==== LISTED ENTRIES

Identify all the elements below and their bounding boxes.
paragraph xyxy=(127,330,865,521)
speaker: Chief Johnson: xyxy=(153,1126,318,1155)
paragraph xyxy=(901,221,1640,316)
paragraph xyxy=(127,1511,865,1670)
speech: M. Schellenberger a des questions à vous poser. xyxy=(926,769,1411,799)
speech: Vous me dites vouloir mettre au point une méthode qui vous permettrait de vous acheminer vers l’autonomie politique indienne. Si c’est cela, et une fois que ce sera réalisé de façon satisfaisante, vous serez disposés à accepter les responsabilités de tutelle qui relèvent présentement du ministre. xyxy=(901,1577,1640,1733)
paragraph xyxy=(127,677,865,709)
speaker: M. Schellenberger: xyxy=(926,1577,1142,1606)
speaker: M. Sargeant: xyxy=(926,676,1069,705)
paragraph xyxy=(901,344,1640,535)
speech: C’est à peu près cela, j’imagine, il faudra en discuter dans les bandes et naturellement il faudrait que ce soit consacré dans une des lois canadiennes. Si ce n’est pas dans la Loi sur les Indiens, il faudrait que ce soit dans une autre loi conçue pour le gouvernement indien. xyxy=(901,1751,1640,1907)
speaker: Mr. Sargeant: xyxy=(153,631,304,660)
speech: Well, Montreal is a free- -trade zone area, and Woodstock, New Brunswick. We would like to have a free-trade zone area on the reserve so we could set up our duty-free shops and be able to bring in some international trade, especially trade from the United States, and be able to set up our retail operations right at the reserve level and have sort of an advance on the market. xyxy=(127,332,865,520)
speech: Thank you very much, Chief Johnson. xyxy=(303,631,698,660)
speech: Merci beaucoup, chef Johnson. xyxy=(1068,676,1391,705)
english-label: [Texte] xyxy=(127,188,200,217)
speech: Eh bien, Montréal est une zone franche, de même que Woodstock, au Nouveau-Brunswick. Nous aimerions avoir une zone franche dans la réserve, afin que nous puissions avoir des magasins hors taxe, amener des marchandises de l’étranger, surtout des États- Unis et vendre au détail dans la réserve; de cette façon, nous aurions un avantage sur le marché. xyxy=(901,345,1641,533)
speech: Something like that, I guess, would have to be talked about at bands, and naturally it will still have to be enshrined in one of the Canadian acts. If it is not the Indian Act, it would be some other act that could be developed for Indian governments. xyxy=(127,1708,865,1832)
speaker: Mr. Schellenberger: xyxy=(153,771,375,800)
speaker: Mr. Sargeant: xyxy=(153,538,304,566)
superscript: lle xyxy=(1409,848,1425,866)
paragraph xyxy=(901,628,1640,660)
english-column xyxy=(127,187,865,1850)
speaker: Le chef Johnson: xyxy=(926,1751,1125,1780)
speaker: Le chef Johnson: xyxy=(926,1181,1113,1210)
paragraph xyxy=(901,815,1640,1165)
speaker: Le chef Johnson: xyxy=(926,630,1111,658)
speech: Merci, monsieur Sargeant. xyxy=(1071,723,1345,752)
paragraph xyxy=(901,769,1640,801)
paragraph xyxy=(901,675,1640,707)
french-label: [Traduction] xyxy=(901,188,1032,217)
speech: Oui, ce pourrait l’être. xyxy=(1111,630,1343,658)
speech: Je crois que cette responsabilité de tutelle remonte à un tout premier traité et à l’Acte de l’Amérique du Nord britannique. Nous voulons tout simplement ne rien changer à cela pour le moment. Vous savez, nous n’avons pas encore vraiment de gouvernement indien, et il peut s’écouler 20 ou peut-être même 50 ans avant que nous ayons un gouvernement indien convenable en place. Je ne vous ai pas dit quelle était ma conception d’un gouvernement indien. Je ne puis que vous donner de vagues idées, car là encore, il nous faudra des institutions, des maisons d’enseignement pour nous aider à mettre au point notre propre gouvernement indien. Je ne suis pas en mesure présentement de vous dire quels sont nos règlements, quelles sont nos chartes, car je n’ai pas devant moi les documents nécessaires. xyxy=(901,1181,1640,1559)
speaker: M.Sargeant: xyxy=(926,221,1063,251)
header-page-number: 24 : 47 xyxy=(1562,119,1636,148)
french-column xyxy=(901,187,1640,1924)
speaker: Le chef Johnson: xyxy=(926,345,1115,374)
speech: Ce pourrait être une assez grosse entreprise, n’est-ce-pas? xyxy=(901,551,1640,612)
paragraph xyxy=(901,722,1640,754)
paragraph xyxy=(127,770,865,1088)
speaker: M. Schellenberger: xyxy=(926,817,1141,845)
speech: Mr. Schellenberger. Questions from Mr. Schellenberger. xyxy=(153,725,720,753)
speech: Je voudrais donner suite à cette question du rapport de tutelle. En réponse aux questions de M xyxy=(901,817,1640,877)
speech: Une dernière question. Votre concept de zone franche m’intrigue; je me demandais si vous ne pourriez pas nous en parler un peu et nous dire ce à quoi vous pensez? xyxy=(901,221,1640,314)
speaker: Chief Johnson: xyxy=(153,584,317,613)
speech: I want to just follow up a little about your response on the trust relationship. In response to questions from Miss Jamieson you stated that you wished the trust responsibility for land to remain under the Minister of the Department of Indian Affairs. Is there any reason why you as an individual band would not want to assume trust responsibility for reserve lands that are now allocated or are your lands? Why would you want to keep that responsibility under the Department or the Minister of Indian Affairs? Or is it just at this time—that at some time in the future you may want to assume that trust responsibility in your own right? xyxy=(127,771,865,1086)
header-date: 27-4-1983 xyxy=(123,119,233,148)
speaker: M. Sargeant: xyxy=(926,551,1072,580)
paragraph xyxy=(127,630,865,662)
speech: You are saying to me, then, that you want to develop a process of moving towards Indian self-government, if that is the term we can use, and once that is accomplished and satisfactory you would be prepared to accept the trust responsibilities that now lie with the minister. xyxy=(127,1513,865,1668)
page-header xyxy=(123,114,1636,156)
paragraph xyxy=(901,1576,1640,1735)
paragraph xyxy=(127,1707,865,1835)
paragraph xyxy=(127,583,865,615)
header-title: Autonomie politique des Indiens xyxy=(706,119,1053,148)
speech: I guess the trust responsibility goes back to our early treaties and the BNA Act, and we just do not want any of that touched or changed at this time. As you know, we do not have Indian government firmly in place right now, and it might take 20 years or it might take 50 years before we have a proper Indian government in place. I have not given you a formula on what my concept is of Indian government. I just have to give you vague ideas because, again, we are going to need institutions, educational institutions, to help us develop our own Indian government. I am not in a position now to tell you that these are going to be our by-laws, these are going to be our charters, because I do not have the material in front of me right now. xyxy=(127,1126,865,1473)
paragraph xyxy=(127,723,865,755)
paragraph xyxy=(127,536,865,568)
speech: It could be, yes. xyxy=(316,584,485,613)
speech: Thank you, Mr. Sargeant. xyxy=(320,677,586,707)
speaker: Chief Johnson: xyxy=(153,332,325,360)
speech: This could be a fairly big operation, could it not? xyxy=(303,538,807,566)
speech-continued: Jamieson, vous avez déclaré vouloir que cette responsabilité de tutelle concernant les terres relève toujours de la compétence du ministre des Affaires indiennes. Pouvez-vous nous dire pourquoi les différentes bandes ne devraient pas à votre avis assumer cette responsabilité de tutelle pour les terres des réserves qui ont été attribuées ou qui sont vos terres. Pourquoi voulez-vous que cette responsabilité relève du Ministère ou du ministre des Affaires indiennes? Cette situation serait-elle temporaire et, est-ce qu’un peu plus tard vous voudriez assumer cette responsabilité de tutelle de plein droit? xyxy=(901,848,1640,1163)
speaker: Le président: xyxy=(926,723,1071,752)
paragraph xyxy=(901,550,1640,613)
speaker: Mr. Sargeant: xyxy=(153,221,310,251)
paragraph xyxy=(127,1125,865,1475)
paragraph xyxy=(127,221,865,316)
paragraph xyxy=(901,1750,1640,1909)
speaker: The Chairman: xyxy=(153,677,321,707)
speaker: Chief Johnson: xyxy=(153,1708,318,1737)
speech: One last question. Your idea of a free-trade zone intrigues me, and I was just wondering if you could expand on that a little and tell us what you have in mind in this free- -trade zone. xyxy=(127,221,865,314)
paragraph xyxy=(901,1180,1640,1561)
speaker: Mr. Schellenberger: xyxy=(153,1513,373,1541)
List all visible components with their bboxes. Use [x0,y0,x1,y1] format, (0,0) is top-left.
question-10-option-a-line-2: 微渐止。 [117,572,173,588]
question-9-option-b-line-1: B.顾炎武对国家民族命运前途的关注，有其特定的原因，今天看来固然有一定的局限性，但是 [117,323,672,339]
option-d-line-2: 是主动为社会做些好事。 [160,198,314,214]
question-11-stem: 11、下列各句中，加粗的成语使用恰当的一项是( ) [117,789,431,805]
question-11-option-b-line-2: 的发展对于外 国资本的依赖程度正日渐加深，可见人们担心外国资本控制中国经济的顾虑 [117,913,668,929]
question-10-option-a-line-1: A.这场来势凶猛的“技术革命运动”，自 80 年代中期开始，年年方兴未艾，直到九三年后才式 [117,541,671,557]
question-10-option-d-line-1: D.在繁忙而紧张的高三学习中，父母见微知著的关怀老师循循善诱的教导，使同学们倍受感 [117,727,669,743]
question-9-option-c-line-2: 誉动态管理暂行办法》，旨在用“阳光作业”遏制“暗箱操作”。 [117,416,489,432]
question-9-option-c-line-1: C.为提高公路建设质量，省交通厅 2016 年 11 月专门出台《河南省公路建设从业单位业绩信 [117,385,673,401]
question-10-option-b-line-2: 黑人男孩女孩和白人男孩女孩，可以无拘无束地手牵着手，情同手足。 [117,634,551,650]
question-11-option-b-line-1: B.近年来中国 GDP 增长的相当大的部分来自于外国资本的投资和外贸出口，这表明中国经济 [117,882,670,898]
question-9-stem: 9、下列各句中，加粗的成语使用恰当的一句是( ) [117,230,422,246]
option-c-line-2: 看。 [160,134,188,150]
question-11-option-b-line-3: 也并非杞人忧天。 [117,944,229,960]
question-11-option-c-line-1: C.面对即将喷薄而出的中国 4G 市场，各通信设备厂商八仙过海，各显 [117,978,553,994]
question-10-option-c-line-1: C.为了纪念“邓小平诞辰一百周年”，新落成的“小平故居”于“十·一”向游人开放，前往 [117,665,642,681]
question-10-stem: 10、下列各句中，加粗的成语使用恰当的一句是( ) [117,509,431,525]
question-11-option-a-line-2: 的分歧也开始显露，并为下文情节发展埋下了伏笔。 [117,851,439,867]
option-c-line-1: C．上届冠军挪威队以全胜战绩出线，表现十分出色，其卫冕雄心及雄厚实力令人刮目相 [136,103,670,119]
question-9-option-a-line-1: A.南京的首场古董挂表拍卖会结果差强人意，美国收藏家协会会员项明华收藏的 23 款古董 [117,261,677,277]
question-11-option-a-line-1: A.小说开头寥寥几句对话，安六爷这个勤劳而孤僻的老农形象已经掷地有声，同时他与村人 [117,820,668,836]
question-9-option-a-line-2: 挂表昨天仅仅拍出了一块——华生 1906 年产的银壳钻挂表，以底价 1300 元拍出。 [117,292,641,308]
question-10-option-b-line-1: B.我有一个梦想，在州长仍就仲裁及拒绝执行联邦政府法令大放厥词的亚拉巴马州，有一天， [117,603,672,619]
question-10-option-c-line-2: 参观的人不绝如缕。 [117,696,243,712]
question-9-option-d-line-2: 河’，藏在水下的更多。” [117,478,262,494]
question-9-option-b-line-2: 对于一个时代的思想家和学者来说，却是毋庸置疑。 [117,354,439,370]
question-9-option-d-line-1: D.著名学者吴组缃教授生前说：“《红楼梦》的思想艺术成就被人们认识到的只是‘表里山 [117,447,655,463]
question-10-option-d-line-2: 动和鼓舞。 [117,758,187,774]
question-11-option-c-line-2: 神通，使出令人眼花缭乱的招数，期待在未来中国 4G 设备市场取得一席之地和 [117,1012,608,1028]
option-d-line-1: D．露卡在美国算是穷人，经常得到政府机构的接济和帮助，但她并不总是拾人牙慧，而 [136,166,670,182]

========

■ GIVEN TASK
Rewrite the entries from the first line through the line with "speech: M. Schellenberger", replacing "paragraph" with "text block" and leaving everything else unchanged.

■ EXPECTED ANSWER
Identify all the elements below and their bounding boxes.
text block xyxy=(127,330,865,521)
speaker: Chief Johnson: xyxy=(153,1126,318,1155)
text block xyxy=(901,221,1640,316)
text block xyxy=(127,1511,865,1670)
speech: M. Schellenberger a des questions à vous poser. xyxy=(926,769,1411,799)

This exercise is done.